#### PROMPT:
In the pen-turning thread, what does JohnnyCNC charge for the live center?

#### DOCUMENT SEGMENT:
'''

# New Convert



## wdcav1952 (Feb 9, 2008)

A couple of weeks ago I bought a 1MT and a 1MT dead center at Grizzly.  They lay around the shop until tonight, and didn't get lost, which is amazing!!  I was touching up the cap end of a Perfect Fit, and decided "Why not?"  I put the 1MT dead center on my CarbaTec and started to sand.  The blank was obviously not concentric.  I touched it up with a skew and was surprised to see that the skew was only touching about half of the circumference of the blank.

You between centers guys win!!  I am now a convert!!


----------



## rlharding (Feb 9, 2008)

hummmm, so what is it that I need, just a new live & dead centre & that's it???


----------



## Proud_Poppa_of_2 (Feb 9, 2008)

<center>*WE WIN!!!  WE WIN!!*</center>

What did we win?  

Seriously, though, I was helping the wife the other night turn a Classic American.  Since I only have purchased the 7mm bushings from JohnnyCNC, I have not yet programmed my brain to remember that store-bought bushings also can be used between centers.  

Anyway, my basic job when helping the wife is to be on call to check on her progress as she reaches various stages in the process.  So, I get called at checkpoint X and notice her blanks are horrendously not concentric.  I immediately took out the mandrel and put in the dead and live centers, took a skew to her lovely work and got everything to where it should have been.  No fault of hers, of course.

It just goes to show you.


----------



## rlharding (Feb 9, 2008)

yeah, I have read all the comments of course, however, I just have seen them as another excuse to spend more money...which even though I don't have I keep spending on pen turning.....to be honest I am also getting weary of turning on my mini now that I am doing a lot of pens.  I think I will move to my big lathe which has better light.  since I will need to buy a mandrel for it I may as well go B2B.


----------



## Proud_Poppa_of_2 (Feb 9, 2008)

Ruth, I think you can get a dead/live center combo for less than $20.00.  And, except for the 7mm bushings which you have to have custom made, all of your other bushings will work between centers.


----------



## rlharding (Feb 9, 2008)

I looked at KMSTools and they were about $30 each.  Guess I will look some more.  Thanks Michael.


----------



## rlharding (Feb 9, 2008)

Oh Goddess save me!! Now I am in agreement with Cav!! argggghhhhhh


----------



## Proud_Poppa_of_2 (Feb 9, 2008)

> _Originally posted by rlharding_
> 
> I looked at KMSTools and they were about $30 each.  Guess I will look some more.  Thanks Michael.



I was wrong.  JohnnyCNC has the pair for $30 total.  $6.00 for the dead and $24.00 for the live.  http://www.penturners.org/forum/topic.asp?TOPIC_ID=29489


----------



## leehljp (Feb 9, 2008)

The Little Machine Shop has both 60Â° live centers and dead centers at $12.95 and $4.95 respectively for MT2. I saw a few posts here questioning the quality of the live center recently. I have one from 2 years ago and it is going good.

'''

Element-and-box listings:
'''

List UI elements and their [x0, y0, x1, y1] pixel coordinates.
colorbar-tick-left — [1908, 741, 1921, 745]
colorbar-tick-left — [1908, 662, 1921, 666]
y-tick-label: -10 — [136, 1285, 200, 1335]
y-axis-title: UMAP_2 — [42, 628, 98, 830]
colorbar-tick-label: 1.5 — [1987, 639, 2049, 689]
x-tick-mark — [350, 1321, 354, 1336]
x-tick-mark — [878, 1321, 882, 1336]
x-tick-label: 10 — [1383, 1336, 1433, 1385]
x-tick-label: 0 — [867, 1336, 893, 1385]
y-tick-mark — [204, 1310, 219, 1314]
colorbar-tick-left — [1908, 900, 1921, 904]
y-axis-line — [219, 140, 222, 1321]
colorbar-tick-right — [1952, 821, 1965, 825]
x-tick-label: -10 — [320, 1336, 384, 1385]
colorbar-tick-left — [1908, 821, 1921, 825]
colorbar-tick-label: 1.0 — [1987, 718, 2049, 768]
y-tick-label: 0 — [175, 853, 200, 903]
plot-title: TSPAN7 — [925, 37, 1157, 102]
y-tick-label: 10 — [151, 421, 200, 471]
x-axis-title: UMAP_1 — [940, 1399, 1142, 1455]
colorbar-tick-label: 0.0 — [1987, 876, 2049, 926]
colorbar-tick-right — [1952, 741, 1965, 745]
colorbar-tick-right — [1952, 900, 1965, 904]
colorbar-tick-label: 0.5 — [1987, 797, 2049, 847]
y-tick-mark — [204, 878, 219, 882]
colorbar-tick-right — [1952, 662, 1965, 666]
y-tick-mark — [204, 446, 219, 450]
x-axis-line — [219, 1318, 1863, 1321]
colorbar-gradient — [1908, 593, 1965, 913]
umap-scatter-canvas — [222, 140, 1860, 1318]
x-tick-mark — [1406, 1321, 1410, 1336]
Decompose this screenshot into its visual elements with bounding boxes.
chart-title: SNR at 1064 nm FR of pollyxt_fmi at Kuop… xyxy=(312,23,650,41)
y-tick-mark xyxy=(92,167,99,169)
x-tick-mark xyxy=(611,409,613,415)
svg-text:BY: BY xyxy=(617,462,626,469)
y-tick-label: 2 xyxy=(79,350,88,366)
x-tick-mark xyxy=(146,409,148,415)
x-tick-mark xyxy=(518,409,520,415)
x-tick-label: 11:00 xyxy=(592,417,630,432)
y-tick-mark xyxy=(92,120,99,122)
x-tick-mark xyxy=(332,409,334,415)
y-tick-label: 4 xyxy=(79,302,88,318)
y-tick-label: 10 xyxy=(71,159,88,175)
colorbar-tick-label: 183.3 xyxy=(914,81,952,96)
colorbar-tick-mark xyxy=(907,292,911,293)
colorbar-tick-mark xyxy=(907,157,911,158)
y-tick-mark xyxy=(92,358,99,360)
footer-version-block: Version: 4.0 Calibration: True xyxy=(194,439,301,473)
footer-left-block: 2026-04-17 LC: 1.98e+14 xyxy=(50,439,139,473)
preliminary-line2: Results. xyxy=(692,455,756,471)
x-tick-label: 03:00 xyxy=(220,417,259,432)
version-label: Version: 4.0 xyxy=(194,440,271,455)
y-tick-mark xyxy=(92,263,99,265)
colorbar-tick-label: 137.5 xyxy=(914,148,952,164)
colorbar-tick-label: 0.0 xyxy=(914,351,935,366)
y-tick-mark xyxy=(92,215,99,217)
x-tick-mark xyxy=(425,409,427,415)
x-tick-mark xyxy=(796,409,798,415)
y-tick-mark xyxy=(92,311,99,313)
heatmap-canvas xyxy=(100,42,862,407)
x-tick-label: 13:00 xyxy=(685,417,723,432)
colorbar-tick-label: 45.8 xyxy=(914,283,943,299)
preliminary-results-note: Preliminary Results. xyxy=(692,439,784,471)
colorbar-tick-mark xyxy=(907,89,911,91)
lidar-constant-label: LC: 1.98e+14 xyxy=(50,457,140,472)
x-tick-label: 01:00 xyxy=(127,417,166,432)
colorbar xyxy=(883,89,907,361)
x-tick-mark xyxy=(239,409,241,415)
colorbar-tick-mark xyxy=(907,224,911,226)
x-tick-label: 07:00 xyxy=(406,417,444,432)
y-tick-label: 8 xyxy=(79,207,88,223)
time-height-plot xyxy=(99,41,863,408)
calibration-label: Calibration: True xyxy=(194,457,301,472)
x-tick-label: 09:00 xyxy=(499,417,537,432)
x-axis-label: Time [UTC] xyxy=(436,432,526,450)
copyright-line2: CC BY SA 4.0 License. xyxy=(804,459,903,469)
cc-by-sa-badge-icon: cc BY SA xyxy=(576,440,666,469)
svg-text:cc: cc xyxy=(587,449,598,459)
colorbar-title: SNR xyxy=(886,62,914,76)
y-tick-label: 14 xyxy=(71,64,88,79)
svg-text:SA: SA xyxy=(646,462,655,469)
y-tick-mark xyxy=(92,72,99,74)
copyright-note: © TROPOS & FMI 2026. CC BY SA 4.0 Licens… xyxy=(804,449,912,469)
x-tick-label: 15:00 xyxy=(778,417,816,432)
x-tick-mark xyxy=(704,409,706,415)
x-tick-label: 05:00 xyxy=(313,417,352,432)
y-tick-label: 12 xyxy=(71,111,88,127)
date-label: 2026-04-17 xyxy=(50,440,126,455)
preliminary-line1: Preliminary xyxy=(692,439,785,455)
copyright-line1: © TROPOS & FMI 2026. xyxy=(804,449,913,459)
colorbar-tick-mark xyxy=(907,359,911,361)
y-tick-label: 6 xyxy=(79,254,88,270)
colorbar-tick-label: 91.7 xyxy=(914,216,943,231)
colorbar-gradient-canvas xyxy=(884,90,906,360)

'''

#### RESULT FOR THIS EXERCISE:
JohnnyCNC charges $24.00 for the live center.